▶ [Quoted text]
·····

Home Theater Network
- Country: United States
- Broadcast area: Nationwide
- Headquarters: Portland, Maine, U.S.

Programming
- Language(s): English

Ownership
- Owner: Group W Satellite Communications

History
- Launched: September 1, 1978 (46 years ago)
- Closed: January 31, 1987 (38 years ago) (8 years, 4 months and 30 days)
- Replaced by: Travel Channel

= Home Theater Network =

Former American cable TV network

Home Theater Network (HTN) was an American premium cable television network that was owned by Group W Satellite Communications. Targeted at a family audience, the channel focused primarily on theatrically released motion pictures, along with travel interstitials that aired between select films.

==History==
Home Theater Network launched on September 1, 1978. Originally owned by Diversified Communications, the service was later sold off a majority share to Westinghouse Broadcasting in 1980. The service operated initially for four hours a day, and later expanded its schedule to 12 hours a day; HTN was notable for airing non-exclusive G and PG-rated films (prior to 1984, when the PG-13 rating was first introduced by the Motion Picture Association of America). The channel boasted a policy of not running R-rated feature films (predating the launch of family-oriented multiplex services by HBO and Showtime that also omitted R-rated films from their schedules), and marketed itself as a lower-priced alternative to HBO, Cinemax, Showtime (which Group W later owned in part, making HTN a de facto sister network to Showtime from 1982, when it acquired TelePrompTer Corporation, to 1983) and The Movie Channel.

·····

▶ [Dataset extract]

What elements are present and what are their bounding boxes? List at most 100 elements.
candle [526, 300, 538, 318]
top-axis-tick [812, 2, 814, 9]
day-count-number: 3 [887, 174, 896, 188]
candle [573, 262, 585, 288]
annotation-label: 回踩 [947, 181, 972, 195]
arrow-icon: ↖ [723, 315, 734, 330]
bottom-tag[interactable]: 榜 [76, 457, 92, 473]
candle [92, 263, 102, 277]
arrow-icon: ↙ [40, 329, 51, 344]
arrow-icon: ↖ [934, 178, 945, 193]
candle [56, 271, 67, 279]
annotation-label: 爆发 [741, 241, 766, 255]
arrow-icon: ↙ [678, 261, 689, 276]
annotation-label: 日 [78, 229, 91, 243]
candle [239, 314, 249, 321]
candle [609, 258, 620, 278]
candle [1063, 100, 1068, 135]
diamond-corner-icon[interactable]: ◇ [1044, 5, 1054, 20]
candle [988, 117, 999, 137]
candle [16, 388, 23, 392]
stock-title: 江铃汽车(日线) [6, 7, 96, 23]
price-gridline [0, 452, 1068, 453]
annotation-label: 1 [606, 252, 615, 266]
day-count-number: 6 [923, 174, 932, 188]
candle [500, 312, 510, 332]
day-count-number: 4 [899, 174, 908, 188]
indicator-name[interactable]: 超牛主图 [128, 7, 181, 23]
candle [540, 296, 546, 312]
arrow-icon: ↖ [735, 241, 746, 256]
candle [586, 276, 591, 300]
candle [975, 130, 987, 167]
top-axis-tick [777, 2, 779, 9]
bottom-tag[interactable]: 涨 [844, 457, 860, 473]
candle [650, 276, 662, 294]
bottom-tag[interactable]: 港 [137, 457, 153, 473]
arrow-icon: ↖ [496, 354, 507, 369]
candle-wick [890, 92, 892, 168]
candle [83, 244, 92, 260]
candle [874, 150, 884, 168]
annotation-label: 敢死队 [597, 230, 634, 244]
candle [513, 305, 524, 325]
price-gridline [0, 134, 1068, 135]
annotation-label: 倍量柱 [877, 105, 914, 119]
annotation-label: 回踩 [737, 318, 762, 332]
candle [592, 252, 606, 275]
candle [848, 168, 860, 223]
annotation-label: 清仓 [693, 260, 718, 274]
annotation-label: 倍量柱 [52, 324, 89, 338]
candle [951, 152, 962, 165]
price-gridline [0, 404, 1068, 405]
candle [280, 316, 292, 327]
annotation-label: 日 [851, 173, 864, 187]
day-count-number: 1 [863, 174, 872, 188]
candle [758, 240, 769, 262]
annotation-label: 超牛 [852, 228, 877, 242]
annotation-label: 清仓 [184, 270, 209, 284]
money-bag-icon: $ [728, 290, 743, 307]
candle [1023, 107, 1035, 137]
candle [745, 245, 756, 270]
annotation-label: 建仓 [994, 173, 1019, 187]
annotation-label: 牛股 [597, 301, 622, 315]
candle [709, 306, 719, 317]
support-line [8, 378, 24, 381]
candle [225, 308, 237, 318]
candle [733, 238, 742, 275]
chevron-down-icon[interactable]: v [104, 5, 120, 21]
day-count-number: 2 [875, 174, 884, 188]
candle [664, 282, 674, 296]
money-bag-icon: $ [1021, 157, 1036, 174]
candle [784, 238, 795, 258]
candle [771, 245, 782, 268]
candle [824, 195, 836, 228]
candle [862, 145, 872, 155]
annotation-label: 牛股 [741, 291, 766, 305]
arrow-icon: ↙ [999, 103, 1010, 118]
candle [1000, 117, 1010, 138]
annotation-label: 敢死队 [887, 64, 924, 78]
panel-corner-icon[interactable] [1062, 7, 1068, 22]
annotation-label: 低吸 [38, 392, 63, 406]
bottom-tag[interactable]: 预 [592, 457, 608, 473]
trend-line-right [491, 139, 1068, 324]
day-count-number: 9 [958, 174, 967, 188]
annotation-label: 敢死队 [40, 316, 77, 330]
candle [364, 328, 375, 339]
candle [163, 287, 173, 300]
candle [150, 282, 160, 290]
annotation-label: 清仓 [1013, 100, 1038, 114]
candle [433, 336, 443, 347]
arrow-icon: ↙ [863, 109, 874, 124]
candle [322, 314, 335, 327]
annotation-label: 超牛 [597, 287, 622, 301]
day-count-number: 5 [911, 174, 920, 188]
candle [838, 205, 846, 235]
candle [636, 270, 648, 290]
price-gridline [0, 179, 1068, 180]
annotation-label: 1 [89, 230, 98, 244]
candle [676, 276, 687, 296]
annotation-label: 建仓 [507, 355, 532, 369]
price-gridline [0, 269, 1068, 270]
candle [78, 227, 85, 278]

·····

▶ [Things to do]
**1.** According to the Home Theater Network article, which company bought a majority share of the service in 1980?
**2.** Continue the Home Theater Network article from the point where it stops.

▶ [Answers given]
**1.** Westinghouse Broadcasting.

**2.**
Prior to The Disney Channel's April 1983 launch, Walt Disney Pictures licensed select live-action films to many premium cable networks (including HBO, Showtime and Spotlight); as a result, HTN featured Disney fare such as Freaky Friday, Snowball Express, Pete's Dragon, Bedknobs and Broomsticks and The North Avenue Irregulars. Other films that HTN featured included Xanadu and The Private Eyes. In addition, the channel showcased travel-related programming as filler between films, billing these segments as "The Travel Channel".

In 1981, the service was expanded with the launch of HTN Plus, which was due to air four feature films daily in order to make up for the 12-hour expansion of the service.

From 1984 to 1985, Home Theater Network aired a live 90-minute call-in trivia program called Movie Talk America, in a Thursday primetime timeslot that was typically used to broadcast feature films. Hosted by Earle Ziff, the popular program would feature live calls from viewers as they competed for various prizes, as well as celebrity interviews and promotions for upcoming programs to be seen on HTN.

In October 1986, Group W Satellite Communications announced that it would shut down the network, citing a lack of subscriber growth despite a positive cash flow. Home Theater Network shut down on January 31, 1987, and Group W sold the transponder slot on Satcom 3-R and the "Travel Channel" name to Trans World Airlines to launch the present-day basic cable channel, now known as the Travel Channel.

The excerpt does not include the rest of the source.